## Start DATA SHOWN

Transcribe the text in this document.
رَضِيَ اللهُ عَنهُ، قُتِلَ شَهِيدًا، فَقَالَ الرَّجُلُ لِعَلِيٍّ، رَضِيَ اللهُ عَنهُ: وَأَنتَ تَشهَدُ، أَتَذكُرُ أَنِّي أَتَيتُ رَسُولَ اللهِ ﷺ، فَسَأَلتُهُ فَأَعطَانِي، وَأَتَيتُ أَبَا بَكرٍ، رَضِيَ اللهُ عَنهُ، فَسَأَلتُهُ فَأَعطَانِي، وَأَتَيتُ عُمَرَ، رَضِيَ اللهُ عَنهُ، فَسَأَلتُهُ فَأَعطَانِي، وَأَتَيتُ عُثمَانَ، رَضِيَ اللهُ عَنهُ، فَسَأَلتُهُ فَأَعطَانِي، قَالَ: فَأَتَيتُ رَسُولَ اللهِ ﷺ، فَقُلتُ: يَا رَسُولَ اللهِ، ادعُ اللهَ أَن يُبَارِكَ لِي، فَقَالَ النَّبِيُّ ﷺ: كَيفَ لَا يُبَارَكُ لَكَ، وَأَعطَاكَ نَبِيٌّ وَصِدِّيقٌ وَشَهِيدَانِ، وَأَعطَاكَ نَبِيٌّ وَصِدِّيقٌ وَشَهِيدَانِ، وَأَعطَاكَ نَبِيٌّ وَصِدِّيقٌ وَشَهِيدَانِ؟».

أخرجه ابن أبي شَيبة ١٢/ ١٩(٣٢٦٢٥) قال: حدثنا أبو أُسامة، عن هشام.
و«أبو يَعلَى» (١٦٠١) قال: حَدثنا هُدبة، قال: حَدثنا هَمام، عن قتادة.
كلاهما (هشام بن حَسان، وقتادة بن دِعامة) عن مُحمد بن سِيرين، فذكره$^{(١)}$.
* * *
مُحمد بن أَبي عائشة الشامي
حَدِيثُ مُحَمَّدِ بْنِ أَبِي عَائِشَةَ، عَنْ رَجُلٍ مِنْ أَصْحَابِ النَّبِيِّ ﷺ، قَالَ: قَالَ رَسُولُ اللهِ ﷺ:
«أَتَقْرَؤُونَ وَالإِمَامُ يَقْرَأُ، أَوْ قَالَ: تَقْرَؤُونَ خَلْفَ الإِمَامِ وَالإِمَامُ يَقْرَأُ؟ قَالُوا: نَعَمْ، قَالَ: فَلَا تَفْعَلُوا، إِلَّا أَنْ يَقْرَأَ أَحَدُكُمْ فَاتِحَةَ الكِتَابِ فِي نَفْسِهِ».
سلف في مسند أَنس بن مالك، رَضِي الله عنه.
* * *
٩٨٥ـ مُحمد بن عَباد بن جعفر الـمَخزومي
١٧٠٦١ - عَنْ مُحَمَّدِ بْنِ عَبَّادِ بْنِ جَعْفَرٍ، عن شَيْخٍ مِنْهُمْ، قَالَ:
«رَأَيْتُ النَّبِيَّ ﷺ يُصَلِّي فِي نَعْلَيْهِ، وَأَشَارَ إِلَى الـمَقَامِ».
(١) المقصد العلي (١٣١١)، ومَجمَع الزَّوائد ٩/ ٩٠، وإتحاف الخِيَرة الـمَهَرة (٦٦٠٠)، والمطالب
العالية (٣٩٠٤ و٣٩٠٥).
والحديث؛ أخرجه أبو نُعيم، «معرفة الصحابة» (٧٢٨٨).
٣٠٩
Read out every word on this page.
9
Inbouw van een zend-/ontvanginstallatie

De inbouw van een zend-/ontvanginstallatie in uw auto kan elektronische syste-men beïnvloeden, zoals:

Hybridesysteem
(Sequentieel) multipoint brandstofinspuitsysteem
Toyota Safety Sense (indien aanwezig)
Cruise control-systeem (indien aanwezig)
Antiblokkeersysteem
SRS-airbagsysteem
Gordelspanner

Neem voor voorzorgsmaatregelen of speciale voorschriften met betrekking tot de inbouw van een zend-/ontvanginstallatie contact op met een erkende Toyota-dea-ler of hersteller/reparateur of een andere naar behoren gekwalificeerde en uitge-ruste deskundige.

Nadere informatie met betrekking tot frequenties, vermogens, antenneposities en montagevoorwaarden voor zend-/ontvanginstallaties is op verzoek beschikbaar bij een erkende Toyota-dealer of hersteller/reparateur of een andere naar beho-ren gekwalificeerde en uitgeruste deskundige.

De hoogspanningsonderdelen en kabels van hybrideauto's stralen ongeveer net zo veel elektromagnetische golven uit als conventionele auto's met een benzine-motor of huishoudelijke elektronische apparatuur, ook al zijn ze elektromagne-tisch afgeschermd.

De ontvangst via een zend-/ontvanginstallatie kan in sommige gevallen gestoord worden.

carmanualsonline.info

## End DATA SHOWN

**SHORT PROBLEM**
The records above should all be quoted exactly, please.

**FULL ANSWER**
Transcribe the text in this document.
رَضِيَ اللهُ عَنهُ، قُتِلَ شَهِيدًا، فَقَالَ الرَّجُلُ لِعَلِيٍّ، رَضِيَ اللهُ عَنهُ: وَأَنتَ تَشهَدُ، أَتَذكُرُ أَنِّي أَتَيتُ رَسُولَ اللهِ ﷺ، فَسَأَلتُهُ فَأَعطَانِي، وَأَتَيتُ أَبَا بَكرٍ، رَضِيَ اللهُ عَنهُ، فَسَأَلتُهُ فَأَعطَانِي، وَأَتَيتُ عُمَرَ، رَضِيَ اللهُ عَنهُ، فَسَأَلتُهُ فَأَعطَانِي، وَأَتَيتُ عُثمَانَ، رَضِيَ اللهُ عَنهُ، فَسَأَلتُهُ فَأَعطَانِي، قَالَ: فَأَتَيتُ رَسُولَ اللهِ ﷺ، فَقُلتُ: يَا رَسُولَ اللهِ، ادعُ اللهَ أَن يُبَارِكَ لِي، فَقَالَ النَّبِيُّ ﷺ: كَيفَ لَا يُبَارَكُ لَكَ، وَأَعطَاكَ نَبِيٌّ وَصِدِّيقٌ وَشَهِيدَانِ، وَأَعطَاكَ نَبِيٌّ وَصِدِّيقٌ وَشَهِيدَانِ، وَأَعطَاكَ نَبِيٌّ وَصِدِّيقٌ وَشَهِيدَانِ؟».

أخرجه ابن أبي شَيبة ١٢/ ١٩(٣٢٦٢٥) قال: حدثنا أبو أُسامة، عن هشام.
و«أبو يَعلَى» (١٦٠١) قال: حَدثنا هُدبة، قال: حَدثنا هَمام، عن قتادة.
كلاهما (هشام بن حَسان، وقتادة بن دِعامة) عن مُحمد بن سِيرين، فذكره$^{(١)}$.
* * *
مُحمد بن أَبي عائشة الشامي
حَدِيثُ مُحَمَّدِ بْنِ أَبِي عَائِشَةَ، عَنْ رَجُلٍ مِنْ أَصْحَابِ النَّبِيِّ ﷺ، قَالَ: قَالَ رَسُولُ اللهِ ﷺ:
«أَتَقْرَؤُونَ وَالإِمَامُ يَقْرَأُ، أَوْ قَالَ: تَقْرَؤُونَ خَلْفَ الإِمَامِ وَالإِمَامُ يَقْرَأُ؟ قَالُوا: نَعَمْ، قَالَ: فَلَا تَفْعَلُوا، إِلَّا أَنْ يَقْرَأَ أَحَدُكُمْ فَاتِحَةَ الكِتَابِ فِي نَفْسِهِ».
سلف في مسند أَنس بن مالك، رَضِي الله عنه.
* * *
٩٨٥ـ مُحمد بن عَباد بن جعفر الـمَخزومي
١٧٠٦١ - عَنْ مُحَمَّدِ بْنِ عَبَّادِ بْنِ جَعْفَرٍ، عن شَيْخٍ مِنْهُمْ، قَالَ:
«رَأَيْتُ النَّبِيَّ ﷺ يُصَلِّي فِي نَعْلَيْهِ، وَأَشَارَ إِلَى الـمَقَامِ».
(١) المقصد العلي (١٣١١)، ومَجمَع الزَّوائد ٩/ ٩٠، وإتحاف الخِيَرة الـمَهَرة (٦٦٠٠)، والمطالب
العالية (٣٩٠٤ و٣٩٠٥).
والحديث؛ أخرجه أبو نُعيم، «معرفة الصحابة» (٧٢٨٨).
٣٠٩
Read out every word on this page.
9
Inbouw van een zend-/ontvanginstallatie

De inbouw van een zend-/ontvanginstallatie in uw auto kan elektronische syste-men beïnvloeden, zoals:

Hybridesysteem
(Sequentieel) multipoint brandstofinspuitsysteem
Toyota Safety Sense (indien aanwezig)
Cruise control-systeem (indien aanwezig)
Antiblokkeersysteem
SRS-airbagsysteem
Gordelspanner

Neem voor voorzorgsmaatregelen of speciale voorschriften met betrekking tot de inbouw van een zend-/ontvanginstallatie contact op met een erkende Toyota-dea-ler of hersteller/reparateur of een andere naar behoren gekwalificeerde en uitge-ruste deskundige.

Nadere informatie met betrekking tot frequenties, vermogens, antenneposities en montagevoorwaarden voor zend-/ontvanginstallaties is op verzoek beschikbaar bij een erkende Toyota-dealer of hersteller/reparateur of een andere naar beho-ren gekwalificeerde en uitgeruste deskundige.

De hoogspanningsonderdelen en kabels van hybrideauto's stralen ongeveer net zo veel elektromagnetische golven uit als conventionele auto's met een benzine-motor of huishoudelijke elektronische apparatuur, ook al zijn ze elektromagne-tisch afgeschermd.

De ontvangst via een zend-/ontvanginstallatie kan in sommige gevallen gestoord worden.

carmanualsonline.info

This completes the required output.